● **Prompt**: Copy every line of the entries that includes the word "right".

[Figure dataset records]
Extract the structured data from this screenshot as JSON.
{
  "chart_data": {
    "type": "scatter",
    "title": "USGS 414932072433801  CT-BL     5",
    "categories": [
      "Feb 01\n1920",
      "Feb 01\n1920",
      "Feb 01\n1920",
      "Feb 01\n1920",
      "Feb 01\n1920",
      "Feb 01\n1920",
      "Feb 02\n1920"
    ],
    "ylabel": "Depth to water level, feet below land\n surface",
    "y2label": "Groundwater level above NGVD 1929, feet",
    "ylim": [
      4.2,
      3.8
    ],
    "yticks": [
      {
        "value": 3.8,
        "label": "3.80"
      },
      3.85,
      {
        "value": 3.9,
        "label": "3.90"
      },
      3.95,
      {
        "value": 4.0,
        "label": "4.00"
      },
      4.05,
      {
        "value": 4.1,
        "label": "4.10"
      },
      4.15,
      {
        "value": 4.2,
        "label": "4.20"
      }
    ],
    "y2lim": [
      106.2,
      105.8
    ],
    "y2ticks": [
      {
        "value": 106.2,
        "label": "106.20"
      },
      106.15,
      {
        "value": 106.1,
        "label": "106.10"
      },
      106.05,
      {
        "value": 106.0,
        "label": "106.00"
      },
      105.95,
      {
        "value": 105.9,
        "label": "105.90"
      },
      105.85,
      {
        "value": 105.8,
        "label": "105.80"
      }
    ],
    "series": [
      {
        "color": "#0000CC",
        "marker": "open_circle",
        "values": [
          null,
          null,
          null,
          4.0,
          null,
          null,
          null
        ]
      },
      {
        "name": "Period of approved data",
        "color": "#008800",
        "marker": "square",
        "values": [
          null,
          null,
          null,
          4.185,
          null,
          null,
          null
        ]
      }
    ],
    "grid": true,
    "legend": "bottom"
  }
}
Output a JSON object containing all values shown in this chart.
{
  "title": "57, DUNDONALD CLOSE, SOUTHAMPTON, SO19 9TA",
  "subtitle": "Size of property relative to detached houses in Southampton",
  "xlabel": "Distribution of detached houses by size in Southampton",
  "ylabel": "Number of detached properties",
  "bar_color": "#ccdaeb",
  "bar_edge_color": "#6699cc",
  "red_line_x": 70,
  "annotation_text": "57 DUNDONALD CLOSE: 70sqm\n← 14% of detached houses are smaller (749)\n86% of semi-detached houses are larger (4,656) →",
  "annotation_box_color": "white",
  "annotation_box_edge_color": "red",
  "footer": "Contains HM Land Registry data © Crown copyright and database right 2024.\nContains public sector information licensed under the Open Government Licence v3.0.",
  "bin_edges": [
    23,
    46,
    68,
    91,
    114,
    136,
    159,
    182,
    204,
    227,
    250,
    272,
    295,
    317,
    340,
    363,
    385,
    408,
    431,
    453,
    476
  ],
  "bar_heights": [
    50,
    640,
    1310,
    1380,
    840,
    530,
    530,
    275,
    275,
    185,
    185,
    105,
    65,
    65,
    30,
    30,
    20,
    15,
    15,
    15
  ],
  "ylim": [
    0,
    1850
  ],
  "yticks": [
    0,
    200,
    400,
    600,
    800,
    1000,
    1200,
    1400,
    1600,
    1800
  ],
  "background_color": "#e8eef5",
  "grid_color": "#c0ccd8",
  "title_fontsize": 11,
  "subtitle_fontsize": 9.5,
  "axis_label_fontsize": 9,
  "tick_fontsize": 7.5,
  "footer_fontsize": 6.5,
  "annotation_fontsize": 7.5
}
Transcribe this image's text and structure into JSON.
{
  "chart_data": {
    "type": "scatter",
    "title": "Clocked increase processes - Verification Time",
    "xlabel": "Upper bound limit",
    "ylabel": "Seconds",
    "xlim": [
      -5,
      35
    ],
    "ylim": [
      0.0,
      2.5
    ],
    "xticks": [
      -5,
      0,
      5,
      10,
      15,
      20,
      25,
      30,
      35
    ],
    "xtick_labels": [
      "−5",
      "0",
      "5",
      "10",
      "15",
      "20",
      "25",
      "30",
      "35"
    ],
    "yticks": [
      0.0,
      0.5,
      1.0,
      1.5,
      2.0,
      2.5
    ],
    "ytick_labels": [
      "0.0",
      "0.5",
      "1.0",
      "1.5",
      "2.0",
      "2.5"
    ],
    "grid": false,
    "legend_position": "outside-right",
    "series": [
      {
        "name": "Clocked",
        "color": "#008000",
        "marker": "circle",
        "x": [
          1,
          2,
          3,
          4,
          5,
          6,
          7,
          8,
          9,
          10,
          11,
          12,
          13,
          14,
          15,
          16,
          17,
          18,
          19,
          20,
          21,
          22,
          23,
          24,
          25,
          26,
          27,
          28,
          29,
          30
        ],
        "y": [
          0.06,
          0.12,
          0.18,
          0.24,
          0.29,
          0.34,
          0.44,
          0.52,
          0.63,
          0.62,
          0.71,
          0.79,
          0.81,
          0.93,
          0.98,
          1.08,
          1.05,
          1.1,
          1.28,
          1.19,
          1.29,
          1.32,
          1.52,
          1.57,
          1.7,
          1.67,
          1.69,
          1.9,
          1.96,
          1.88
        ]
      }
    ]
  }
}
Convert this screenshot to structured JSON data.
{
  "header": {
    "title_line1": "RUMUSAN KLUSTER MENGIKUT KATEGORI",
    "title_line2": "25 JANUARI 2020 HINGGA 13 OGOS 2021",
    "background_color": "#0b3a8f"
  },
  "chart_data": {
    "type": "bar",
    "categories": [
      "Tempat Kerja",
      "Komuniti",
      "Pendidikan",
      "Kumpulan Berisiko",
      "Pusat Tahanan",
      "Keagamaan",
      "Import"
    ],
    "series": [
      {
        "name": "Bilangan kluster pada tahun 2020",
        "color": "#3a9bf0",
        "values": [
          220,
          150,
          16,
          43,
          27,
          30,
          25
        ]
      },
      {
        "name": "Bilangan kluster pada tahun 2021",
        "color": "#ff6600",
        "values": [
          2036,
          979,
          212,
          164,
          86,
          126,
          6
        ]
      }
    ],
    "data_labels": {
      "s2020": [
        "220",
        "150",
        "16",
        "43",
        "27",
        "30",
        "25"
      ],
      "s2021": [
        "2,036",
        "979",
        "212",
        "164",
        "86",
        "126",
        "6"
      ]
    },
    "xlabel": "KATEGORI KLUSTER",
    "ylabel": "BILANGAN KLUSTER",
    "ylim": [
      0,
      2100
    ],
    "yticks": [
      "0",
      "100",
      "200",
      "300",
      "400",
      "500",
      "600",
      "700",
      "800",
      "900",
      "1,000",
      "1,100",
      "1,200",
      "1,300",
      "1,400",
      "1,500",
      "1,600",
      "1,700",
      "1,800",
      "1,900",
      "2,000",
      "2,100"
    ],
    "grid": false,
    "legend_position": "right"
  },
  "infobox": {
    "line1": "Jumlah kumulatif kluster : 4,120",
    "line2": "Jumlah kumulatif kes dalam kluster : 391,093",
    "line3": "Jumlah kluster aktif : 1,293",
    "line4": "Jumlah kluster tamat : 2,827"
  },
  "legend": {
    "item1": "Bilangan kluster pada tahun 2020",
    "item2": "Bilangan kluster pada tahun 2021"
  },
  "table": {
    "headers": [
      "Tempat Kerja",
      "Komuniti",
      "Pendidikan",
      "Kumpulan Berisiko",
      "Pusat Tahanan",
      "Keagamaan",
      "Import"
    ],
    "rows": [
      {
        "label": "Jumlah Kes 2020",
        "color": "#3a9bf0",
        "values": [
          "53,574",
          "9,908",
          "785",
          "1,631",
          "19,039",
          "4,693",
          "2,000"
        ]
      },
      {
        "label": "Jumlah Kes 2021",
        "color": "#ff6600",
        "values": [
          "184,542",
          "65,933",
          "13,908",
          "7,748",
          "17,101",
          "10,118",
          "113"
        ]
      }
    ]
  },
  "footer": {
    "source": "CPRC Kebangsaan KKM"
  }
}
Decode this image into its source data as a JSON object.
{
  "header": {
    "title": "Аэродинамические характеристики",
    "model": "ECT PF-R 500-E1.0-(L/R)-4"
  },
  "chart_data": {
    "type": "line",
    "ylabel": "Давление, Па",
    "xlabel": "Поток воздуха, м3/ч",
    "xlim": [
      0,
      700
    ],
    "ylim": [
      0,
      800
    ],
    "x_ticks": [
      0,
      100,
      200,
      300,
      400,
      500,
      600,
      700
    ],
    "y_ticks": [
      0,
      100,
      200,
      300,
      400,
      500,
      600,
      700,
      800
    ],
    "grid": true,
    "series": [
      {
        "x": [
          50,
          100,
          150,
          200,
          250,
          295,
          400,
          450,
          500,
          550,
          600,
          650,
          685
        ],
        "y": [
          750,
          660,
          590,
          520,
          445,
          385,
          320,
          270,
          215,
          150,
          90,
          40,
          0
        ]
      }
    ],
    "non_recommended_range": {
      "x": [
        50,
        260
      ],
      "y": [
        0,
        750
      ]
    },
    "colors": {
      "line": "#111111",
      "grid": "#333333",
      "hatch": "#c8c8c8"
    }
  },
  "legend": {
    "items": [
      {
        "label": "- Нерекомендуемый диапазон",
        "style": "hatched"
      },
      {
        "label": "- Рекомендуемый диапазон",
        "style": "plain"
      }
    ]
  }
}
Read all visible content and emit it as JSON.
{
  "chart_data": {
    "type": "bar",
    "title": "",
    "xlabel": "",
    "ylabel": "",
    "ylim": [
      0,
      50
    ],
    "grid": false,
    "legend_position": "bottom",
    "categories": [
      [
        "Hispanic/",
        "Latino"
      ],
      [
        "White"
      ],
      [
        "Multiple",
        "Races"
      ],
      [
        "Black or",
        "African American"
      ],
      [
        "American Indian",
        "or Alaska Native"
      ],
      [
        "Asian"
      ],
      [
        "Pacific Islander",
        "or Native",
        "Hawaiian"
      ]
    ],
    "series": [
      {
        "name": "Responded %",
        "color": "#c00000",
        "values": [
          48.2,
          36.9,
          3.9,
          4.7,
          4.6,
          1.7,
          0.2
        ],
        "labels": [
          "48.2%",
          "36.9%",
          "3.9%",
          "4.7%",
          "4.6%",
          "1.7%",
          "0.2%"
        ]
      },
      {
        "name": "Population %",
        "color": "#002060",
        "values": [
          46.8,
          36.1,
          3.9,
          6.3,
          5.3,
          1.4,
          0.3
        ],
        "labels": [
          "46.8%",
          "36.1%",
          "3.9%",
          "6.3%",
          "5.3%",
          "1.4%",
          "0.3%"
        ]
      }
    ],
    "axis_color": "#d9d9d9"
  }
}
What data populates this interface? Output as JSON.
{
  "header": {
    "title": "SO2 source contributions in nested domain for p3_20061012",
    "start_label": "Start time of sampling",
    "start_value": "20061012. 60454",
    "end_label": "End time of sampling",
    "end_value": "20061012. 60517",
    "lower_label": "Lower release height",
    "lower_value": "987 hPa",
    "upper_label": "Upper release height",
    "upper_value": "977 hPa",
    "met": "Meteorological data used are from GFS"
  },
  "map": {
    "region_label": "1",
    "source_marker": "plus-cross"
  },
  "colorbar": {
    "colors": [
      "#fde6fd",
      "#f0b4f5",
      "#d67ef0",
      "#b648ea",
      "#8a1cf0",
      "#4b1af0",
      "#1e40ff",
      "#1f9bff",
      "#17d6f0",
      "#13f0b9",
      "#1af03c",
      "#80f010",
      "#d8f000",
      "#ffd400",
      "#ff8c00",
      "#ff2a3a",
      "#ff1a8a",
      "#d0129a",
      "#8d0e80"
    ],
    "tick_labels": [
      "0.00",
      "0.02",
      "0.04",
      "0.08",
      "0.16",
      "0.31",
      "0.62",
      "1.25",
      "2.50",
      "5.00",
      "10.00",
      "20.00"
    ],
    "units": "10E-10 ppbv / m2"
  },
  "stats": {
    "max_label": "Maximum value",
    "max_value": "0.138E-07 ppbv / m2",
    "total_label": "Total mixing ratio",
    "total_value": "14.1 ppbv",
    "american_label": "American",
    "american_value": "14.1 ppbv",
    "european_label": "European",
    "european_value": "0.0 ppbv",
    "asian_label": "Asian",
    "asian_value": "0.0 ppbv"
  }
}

● **Result below**:
  "footer": "Contains HM Land Registry data © Crown copyright and database right 2024.\nContains public sector information licensed under the Open Government Licence v3.0.",
    "legend_position": "outside-right",
    "legend_position": "right"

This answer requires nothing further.